─── PROVIDED MATERIAL
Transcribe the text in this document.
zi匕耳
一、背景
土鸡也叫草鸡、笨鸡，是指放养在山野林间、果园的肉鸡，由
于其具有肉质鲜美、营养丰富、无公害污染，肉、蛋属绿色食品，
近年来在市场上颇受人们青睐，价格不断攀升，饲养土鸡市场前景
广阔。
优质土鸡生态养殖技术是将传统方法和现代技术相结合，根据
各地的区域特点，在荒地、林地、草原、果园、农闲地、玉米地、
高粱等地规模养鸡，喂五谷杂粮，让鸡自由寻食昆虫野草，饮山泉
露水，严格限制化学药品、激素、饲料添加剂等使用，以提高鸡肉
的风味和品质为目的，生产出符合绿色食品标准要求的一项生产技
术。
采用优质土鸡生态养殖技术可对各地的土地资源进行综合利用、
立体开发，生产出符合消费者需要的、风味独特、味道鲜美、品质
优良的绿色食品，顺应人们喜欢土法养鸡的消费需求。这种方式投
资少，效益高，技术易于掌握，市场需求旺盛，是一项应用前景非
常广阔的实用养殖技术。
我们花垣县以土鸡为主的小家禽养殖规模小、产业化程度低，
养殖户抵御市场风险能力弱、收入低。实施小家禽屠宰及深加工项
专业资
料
──────
**TASK INSTRUCTIONS**
Give an exact copy of all the data shown above.

**RESPONSE TO THE EXERCISE**
Transcribe the text in this document.
zi匕耳
一、背景
土鸡也叫草鸡、笨鸡，是指放养在山野林间、果园的肉鸡，由
于其具有肉质鲜美、营养丰富、无公害污染，肉、蛋属绿色食品，
近年来在市场上颇受人们青睐，价格不断攀升，饲养土鸡市场前景
广阔。
优质土鸡生态养殖技术是将传统方法和现代技术相结合，根据
各地的区域特点，在荒地、林地、草原、果园、农闲地、玉米地、
高粱等地规模养鸡，喂五谷杂粮，让鸡自由寻食昆虫野草，饮山泉
露水，严格限制化学药品、激素、饲料添加剂等使用，以提高鸡肉
的风味和品质为目的，生产出符合绿色食品标准要求的一项生产技
术。
采用优质土鸡生态养殖技术可对各地的土地资源进行综合利用、
立体开发，生产出符合消费者需要的、风味独特、味道鲜美、品质
优良的绿色食品，顺应人们喜欢土法养鸡的消费需求。这种方式投
资少，效益高，技术易于掌握，市场需求旺盛，是一项应用前景非
常广阔的实用养殖技术。
我们花垣县以土鸡为主的小家禽养殖规模小、产业化程度低，
养殖户抵御市场风险能力弱、收入低。实施小家禽屠宰及深加工项
专业资
料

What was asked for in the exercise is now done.